*WHAT TO PRODUCE:* Go through the listing and return every line with "Employee" in it.

*RECORDS FOR THE TASK:*
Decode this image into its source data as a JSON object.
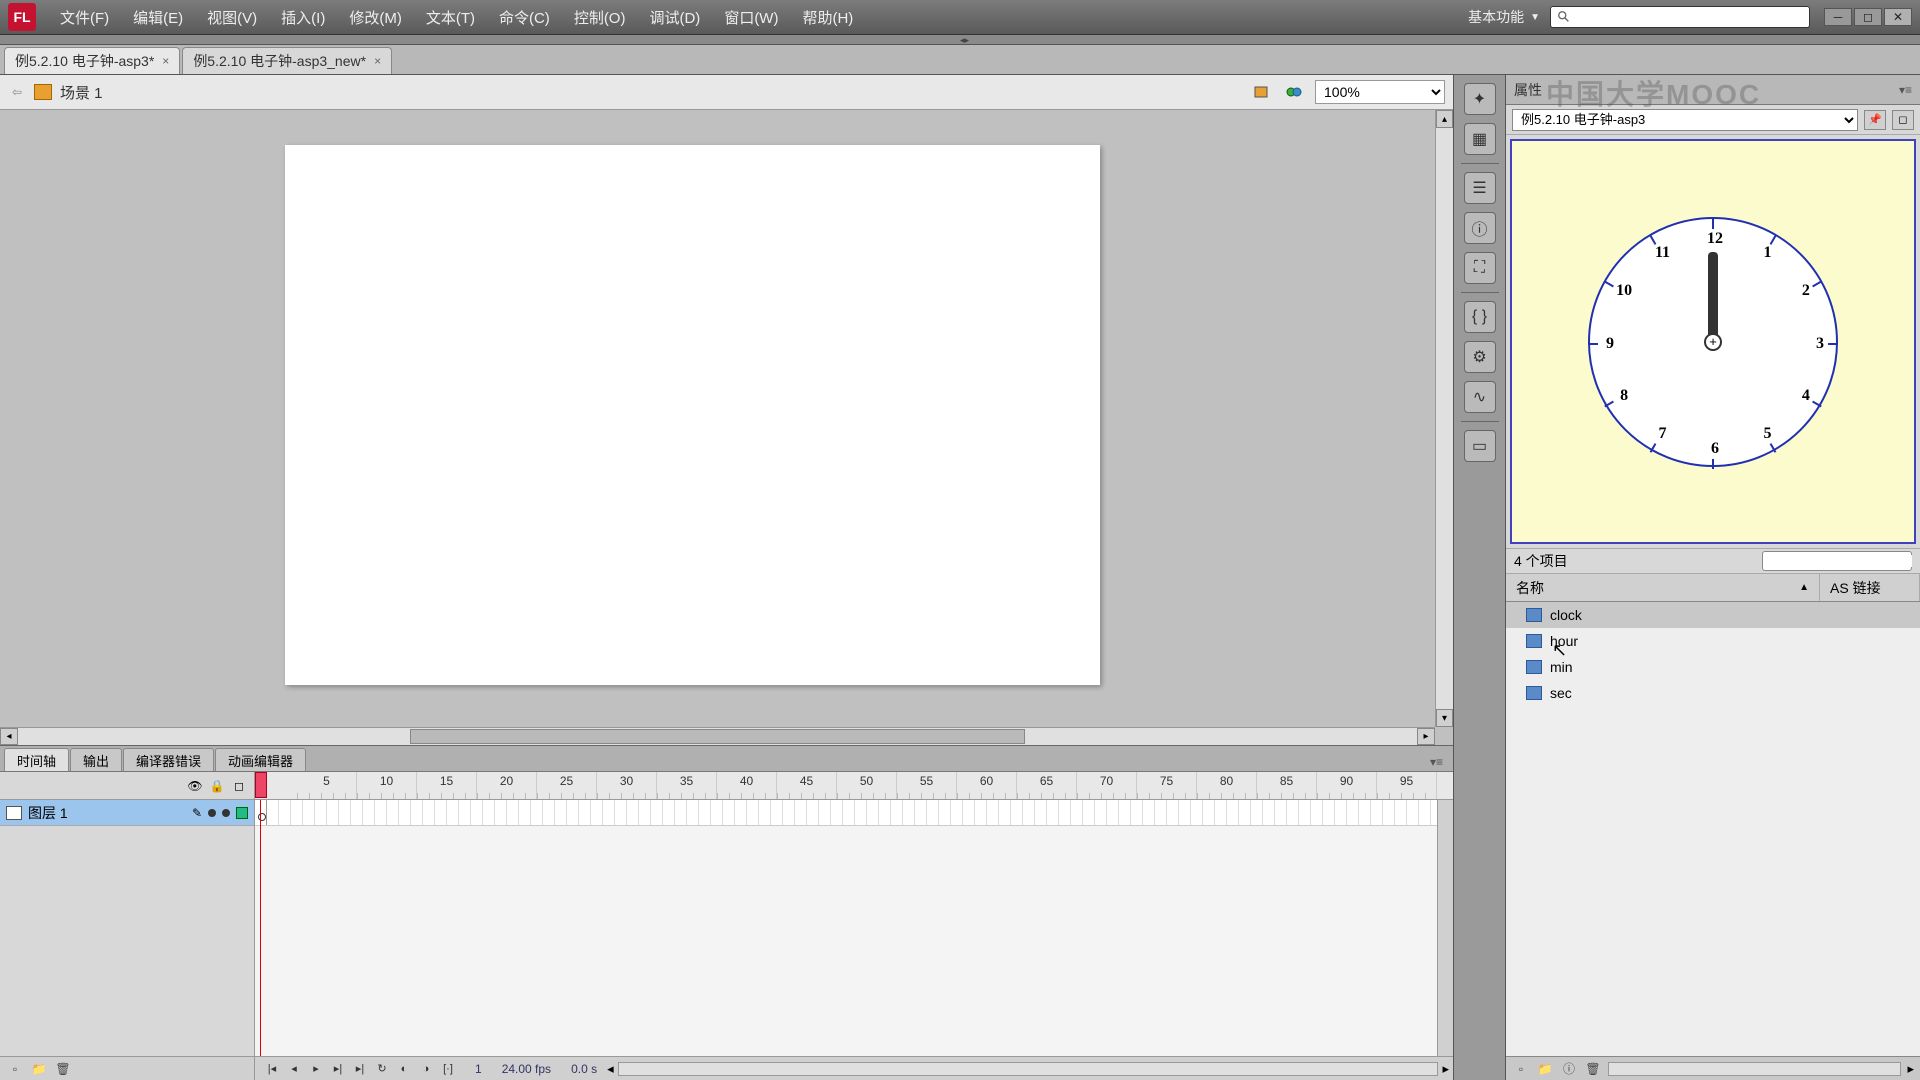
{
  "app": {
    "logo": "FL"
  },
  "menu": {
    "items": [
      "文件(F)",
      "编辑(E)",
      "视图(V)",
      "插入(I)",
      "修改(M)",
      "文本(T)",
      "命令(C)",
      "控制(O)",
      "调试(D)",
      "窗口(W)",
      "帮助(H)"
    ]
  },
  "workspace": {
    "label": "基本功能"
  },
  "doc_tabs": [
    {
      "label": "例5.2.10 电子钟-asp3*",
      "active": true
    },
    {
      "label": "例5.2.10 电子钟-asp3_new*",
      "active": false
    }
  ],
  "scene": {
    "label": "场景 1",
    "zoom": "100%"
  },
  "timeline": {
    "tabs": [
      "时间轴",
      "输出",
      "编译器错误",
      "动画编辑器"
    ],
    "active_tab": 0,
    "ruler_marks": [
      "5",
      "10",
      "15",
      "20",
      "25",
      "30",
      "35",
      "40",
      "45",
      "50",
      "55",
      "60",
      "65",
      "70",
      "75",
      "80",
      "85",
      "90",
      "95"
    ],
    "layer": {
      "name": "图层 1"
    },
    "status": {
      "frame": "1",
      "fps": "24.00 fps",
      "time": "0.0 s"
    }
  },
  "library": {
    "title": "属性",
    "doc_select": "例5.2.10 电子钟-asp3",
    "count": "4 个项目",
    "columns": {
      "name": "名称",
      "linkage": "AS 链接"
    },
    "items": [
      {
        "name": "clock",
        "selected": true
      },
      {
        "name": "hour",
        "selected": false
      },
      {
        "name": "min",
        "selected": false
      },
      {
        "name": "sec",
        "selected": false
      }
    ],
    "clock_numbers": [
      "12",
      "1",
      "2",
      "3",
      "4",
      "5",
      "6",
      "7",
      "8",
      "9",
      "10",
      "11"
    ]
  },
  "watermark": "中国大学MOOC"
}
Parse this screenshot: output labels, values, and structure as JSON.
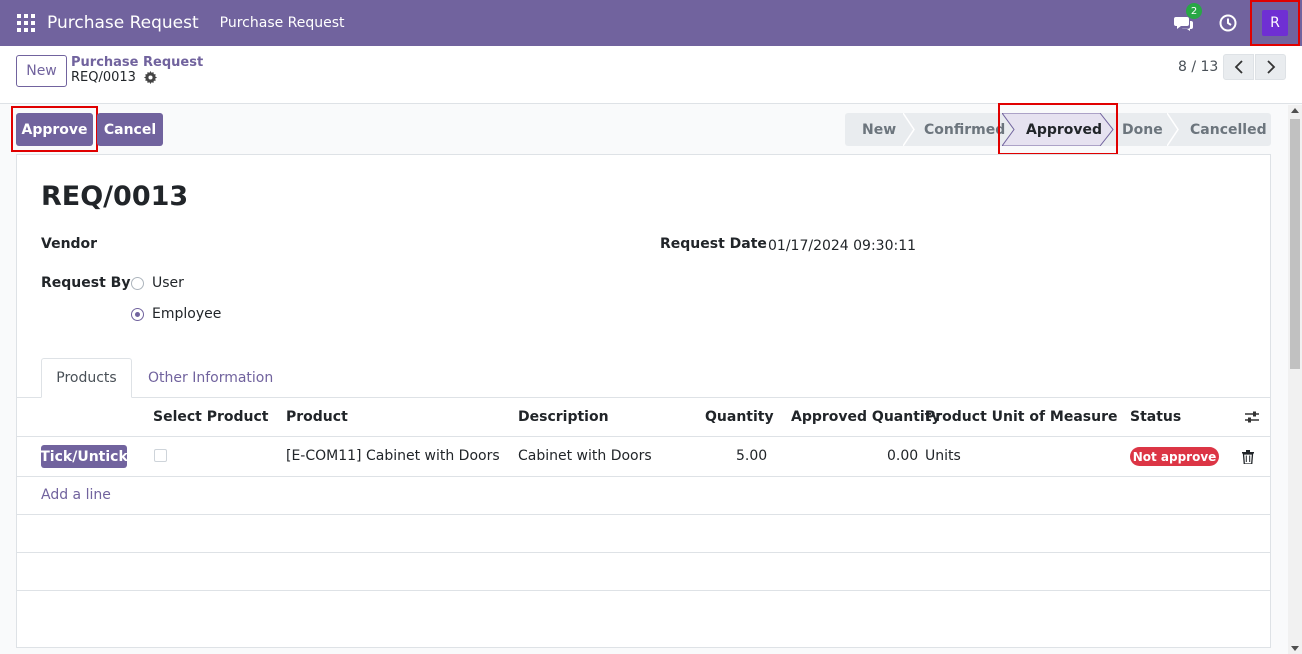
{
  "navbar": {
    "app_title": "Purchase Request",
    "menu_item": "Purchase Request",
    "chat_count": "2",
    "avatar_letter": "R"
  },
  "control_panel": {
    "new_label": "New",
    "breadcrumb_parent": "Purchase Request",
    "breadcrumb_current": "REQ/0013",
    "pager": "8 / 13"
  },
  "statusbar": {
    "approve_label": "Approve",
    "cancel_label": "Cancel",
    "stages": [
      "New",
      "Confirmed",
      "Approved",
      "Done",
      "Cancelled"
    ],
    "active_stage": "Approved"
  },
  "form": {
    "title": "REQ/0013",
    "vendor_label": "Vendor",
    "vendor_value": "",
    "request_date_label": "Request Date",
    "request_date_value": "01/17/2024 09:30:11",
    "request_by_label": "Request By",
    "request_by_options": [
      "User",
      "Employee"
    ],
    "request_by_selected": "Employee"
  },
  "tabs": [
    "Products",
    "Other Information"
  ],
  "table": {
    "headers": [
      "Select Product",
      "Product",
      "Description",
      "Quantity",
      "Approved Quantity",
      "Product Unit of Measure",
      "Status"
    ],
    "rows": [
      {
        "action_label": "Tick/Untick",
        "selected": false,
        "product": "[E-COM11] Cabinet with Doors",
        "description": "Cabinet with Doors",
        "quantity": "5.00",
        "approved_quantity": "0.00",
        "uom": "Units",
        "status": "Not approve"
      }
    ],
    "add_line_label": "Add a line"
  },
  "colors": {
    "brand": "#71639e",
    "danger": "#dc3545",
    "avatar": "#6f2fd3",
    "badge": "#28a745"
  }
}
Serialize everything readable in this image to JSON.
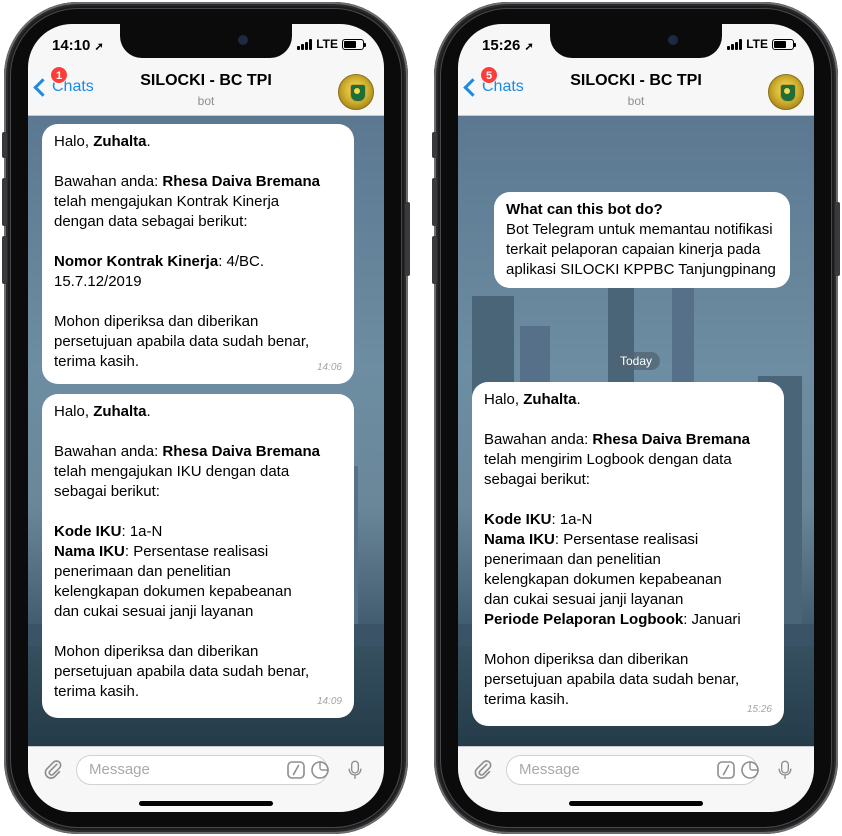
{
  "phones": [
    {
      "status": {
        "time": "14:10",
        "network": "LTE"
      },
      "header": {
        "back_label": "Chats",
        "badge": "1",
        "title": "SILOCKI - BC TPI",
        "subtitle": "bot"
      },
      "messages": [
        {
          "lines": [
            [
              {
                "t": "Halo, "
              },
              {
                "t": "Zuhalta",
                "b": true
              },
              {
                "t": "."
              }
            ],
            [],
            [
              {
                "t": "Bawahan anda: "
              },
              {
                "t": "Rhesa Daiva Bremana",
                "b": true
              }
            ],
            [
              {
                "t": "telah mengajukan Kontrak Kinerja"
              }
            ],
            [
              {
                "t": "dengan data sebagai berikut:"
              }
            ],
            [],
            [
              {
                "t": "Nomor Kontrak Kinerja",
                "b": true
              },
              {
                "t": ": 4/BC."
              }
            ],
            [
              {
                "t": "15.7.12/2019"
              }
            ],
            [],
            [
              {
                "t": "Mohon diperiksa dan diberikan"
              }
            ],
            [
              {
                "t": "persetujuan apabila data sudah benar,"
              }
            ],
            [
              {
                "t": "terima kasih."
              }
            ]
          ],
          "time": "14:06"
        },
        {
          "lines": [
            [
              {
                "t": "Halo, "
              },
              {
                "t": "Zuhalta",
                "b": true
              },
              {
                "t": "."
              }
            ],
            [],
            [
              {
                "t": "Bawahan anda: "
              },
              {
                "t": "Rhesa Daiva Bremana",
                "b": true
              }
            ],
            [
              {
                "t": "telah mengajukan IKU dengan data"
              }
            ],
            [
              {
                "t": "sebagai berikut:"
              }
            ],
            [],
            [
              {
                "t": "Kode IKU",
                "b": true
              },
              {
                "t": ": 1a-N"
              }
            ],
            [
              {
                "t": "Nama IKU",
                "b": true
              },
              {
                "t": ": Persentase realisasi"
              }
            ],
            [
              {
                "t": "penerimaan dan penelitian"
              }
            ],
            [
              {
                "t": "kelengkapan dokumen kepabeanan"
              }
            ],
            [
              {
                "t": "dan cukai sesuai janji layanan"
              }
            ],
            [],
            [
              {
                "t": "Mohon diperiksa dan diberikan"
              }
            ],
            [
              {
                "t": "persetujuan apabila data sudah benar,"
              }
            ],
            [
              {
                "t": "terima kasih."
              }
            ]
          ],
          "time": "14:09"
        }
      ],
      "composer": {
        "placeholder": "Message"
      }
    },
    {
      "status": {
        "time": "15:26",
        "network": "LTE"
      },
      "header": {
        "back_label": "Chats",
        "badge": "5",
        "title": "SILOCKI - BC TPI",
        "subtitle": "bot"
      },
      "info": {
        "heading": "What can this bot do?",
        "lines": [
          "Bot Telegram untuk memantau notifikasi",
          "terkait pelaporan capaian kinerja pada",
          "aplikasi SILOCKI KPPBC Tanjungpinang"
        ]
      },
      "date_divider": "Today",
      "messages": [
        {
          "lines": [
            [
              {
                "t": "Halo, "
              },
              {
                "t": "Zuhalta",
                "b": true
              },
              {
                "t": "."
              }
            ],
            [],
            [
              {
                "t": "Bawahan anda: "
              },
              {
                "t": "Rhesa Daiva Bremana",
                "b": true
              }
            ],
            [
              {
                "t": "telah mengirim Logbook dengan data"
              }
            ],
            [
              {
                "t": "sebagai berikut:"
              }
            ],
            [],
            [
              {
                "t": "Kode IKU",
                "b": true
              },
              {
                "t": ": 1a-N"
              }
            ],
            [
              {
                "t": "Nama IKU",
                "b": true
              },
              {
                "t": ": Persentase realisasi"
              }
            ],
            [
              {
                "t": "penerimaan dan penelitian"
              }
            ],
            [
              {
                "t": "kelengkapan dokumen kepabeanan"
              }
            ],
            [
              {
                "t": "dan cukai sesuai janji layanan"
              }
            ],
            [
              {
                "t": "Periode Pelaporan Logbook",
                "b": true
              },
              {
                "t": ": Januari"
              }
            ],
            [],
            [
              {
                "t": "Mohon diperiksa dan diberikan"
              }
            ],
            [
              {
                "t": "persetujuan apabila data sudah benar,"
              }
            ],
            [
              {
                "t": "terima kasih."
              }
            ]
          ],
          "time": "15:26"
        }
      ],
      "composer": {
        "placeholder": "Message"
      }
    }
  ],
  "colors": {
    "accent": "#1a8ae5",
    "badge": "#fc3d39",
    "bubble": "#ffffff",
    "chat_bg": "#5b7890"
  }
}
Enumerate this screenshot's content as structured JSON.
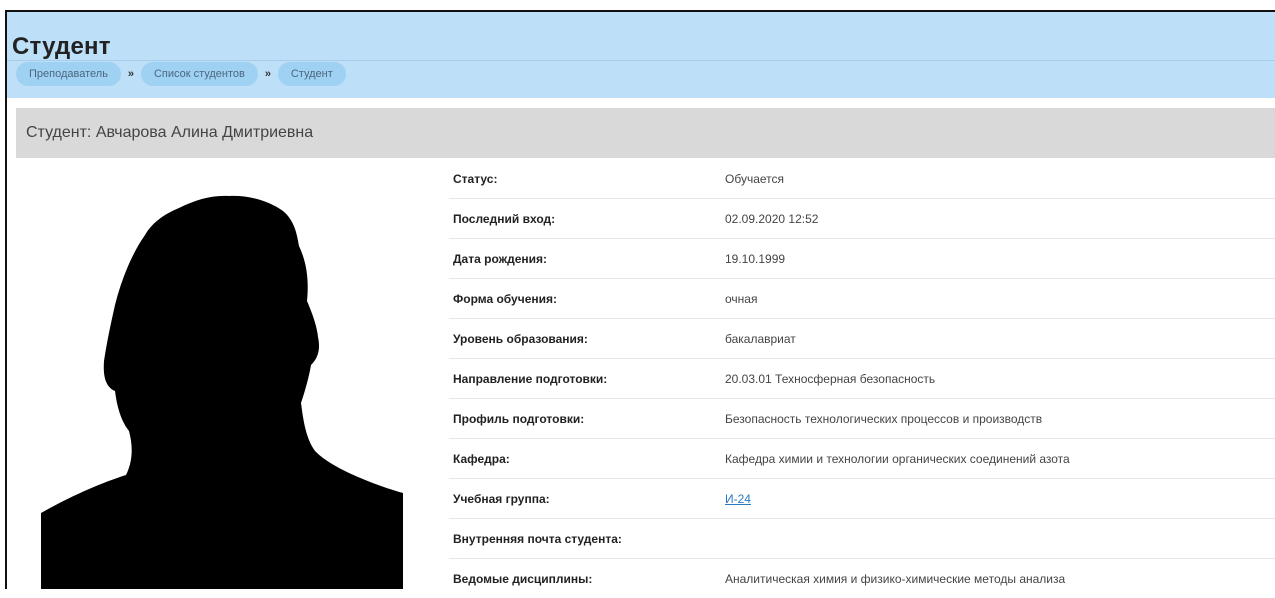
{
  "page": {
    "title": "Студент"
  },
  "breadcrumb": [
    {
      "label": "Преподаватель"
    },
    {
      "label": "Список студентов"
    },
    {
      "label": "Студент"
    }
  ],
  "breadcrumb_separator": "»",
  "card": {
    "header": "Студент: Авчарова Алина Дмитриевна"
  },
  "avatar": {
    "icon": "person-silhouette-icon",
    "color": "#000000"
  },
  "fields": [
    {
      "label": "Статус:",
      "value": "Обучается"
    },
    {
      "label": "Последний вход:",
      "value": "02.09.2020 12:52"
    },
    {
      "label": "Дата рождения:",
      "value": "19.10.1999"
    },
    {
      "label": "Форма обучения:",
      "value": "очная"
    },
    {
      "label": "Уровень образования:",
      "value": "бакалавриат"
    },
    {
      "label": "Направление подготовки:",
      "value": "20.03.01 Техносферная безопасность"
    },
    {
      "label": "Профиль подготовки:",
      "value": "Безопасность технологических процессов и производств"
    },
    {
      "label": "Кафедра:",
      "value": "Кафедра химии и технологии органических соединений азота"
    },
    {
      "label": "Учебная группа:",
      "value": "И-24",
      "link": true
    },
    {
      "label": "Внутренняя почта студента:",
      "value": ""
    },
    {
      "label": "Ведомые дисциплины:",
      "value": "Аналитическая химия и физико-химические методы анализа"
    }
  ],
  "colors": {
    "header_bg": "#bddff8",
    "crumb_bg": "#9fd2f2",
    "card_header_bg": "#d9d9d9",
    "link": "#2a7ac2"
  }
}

*OUTPUT BELOW:*
      "Employee"
    "request_by_selected": "Employee"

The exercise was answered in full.